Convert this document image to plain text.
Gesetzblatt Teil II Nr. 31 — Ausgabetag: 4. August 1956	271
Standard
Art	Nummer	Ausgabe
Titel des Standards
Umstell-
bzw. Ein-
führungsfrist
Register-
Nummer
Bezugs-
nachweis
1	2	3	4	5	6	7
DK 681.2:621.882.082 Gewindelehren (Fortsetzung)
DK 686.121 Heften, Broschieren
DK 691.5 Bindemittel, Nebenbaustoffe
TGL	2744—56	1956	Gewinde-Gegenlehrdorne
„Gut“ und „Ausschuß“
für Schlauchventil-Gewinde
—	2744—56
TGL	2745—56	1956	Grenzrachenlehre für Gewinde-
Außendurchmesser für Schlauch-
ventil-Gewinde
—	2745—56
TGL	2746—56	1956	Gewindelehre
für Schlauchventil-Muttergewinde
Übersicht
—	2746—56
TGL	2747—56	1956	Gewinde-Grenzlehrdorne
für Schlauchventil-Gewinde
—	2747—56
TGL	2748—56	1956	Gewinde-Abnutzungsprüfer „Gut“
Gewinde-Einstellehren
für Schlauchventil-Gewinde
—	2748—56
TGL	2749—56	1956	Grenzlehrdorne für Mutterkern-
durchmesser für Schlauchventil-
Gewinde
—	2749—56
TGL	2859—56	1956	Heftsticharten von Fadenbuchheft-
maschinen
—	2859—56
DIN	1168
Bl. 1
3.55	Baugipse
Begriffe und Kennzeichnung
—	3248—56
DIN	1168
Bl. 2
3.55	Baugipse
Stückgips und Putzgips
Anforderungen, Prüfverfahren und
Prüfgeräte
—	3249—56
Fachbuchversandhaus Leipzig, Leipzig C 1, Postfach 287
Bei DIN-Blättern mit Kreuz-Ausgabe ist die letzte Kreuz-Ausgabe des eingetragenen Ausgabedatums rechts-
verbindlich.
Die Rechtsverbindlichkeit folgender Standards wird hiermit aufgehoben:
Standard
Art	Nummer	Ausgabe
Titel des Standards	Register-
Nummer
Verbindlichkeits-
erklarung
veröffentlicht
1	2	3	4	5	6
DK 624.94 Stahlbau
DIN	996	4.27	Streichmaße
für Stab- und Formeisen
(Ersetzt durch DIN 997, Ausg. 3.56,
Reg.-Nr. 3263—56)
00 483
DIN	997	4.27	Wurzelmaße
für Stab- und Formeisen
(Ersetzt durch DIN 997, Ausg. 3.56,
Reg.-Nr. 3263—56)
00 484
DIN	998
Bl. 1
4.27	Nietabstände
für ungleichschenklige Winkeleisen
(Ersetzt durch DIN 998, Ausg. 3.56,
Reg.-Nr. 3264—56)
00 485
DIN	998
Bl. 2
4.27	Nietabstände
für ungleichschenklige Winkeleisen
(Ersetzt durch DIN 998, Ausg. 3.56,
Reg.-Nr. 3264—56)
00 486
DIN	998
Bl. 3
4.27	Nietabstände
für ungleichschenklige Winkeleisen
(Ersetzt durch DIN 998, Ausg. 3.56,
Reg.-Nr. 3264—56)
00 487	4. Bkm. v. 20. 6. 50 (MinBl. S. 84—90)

> **TASK DETAILS**
Return the entries above exactly, each one complete.

> **SOLUTION TO THIS EXERCISE**
Convert this document image to plain text.
Gesetzblatt Teil II Nr. 31 — Ausgabetag: 4. August 1956	271
Standard
Art	Nummer	Ausgabe
Titel des Standards
Umstell-
bzw. Ein-
führungsfrist
Register-
Nummer
Bezugs-
nachweis
1	2	3	4	5	6	7
DK 681.2:621.882.082 Gewindelehren (Fortsetzung)
DK 686.121 Heften, Broschieren
DK 691.5 Bindemittel, Nebenbaustoffe
TGL	2744—56	1956	Gewinde-Gegenlehrdorne
„Gut“ und „Ausschuß“
für Schlauchventil-Gewinde
—	2744—56
TGL	2745—56	1956	Grenzrachenlehre für Gewinde-
Außendurchmesser für Schlauch-
ventil-Gewinde
—	2745—56
TGL	2746—56	1956	Gewindelehre
für Schlauchventil-Muttergewinde
Übersicht
—	2746—56
TGL	2747—56	1956	Gewinde-Grenzlehrdorne
für Schlauchventil-Gewinde
—	2747—56
TGL	2748—56	1956	Gewinde-Abnutzungsprüfer „Gut“
Gewinde-Einstellehren
für Schlauchventil-Gewinde
—	2748—56
TGL	2749—56	1956	Grenzlehrdorne für Mutterkern-
durchmesser für Schlauchventil-
Gewinde
—	2749—56
TGL	2859—56	1956	Heftsticharten von Fadenbuchheft-
maschinen
—	2859—56
DIN	1168
Bl. 1
3.55	Baugipse
Begriffe und Kennzeichnung
—	3248—56
DIN	1168
Bl. 2
3.55	Baugipse
Stückgips und Putzgips
Anforderungen, Prüfverfahren und
Prüfgeräte
—	3249—56
Fachbuchversandhaus Leipzig, Leipzig C 1, Postfach 287
Bei DIN-Blättern mit Kreuz-Ausgabe ist die letzte Kreuz-Ausgabe des eingetragenen Ausgabedatums rechts-
verbindlich.
Die Rechtsverbindlichkeit folgender Standards wird hiermit aufgehoben:
Standard
Art	Nummer	Ausgabe
Titel des Standards	Register-
Nummer
Verbindlichkeits-
erklarung
veröffentlicht
1	2	3	4	5	6
DK 624.94 Stahlbau
DIN	996	4.27	Streichmaße
für Stab- und Formeisen
(Ersetzt durch DIN 997, Ausg. 3.56,
Reg.-Nr. 3263—56)
00 483
DIN	997	4.27	Wurzelmaße
für Stab- und Formeisen
(Ersetzt durch DIN 997, Ausg. 3.56,
Reg.-Nr. 3263—56)
00 484
DIN	998
Bl. 1
4.27	Nietabstände
für ungleichschenklige Winkeleisen
(Ersetzt durch DIN 998, Ausg. 3.56,
Reg.-Nr. 3264—56)
00 485
DIN	998
Bl. 2
4.27	Nietabstände
für ungleichschenklige Winkeleisen
(Ersetzt durch DIN 998, Ausg. 3.56,
Reg.-Nr. 3264—56)
00 486
DIN	998
Bl. 3
4.27	Nietabstände
für ungleichschenklige Winkeleisen
(Ersetzt durch DIN 998, Ausg. 3.56,
Reg.-Nr. 3264—56)
00 487	4. Bkm. v. 20. 6. 50 (MinBl. S. 84—90)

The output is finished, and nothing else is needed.